## TO DO:
Isolate every line in the records below with "document" in it.

## Records:

----------

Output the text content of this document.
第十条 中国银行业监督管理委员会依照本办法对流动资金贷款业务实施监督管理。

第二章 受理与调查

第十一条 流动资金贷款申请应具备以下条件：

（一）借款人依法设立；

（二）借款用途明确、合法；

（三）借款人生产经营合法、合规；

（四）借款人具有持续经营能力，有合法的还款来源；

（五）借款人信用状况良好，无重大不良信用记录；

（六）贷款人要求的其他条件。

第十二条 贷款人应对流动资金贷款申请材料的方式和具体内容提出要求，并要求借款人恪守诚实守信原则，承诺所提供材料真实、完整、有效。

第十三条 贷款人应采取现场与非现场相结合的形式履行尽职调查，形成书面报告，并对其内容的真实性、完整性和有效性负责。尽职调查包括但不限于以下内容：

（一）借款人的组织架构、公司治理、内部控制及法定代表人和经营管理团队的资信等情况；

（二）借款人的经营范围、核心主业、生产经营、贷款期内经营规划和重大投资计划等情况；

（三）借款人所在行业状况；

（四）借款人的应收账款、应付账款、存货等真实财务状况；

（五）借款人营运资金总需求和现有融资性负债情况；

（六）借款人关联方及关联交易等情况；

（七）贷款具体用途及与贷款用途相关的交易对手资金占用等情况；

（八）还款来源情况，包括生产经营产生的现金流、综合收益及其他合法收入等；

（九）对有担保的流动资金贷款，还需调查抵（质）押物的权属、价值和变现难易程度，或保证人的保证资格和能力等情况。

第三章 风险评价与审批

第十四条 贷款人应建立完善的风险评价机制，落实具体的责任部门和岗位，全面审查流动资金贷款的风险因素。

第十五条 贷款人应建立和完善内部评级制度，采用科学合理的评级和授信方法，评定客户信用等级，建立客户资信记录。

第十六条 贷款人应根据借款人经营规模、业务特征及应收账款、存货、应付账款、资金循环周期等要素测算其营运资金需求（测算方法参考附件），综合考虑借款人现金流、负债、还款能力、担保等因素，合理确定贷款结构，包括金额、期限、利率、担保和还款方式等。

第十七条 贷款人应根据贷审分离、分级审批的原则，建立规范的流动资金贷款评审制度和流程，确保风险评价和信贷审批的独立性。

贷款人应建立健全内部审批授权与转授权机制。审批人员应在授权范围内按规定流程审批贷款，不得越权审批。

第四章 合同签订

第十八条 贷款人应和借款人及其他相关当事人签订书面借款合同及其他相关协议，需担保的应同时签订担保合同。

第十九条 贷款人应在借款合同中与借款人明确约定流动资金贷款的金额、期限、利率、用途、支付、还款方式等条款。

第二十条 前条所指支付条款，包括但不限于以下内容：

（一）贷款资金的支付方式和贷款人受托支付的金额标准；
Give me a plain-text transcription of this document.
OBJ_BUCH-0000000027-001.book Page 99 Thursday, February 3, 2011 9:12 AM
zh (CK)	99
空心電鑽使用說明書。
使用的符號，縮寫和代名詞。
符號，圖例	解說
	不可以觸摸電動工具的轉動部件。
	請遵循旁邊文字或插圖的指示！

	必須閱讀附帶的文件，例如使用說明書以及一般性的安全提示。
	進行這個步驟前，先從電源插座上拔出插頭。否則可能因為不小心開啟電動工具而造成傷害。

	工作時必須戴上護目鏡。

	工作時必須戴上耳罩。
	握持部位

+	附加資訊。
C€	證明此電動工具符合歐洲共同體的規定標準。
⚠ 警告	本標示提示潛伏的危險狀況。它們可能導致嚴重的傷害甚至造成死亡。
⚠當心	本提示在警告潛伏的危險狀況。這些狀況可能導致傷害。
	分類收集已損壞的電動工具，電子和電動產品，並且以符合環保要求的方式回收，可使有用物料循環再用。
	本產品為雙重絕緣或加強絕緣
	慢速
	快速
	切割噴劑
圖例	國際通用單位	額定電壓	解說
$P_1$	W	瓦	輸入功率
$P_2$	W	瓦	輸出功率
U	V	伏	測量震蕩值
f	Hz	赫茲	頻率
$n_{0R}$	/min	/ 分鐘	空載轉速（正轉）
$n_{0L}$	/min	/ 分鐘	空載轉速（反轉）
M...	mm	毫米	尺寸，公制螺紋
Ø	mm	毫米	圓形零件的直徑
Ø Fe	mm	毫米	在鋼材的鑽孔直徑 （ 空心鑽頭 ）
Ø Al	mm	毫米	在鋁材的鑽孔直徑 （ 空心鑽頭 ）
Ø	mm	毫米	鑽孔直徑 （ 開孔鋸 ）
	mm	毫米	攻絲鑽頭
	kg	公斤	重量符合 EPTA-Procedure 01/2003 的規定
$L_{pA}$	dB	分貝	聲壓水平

----------

## COMPLETE OUTPUT:
Output the text content of this document.
Give me a plain-text transcription of this document.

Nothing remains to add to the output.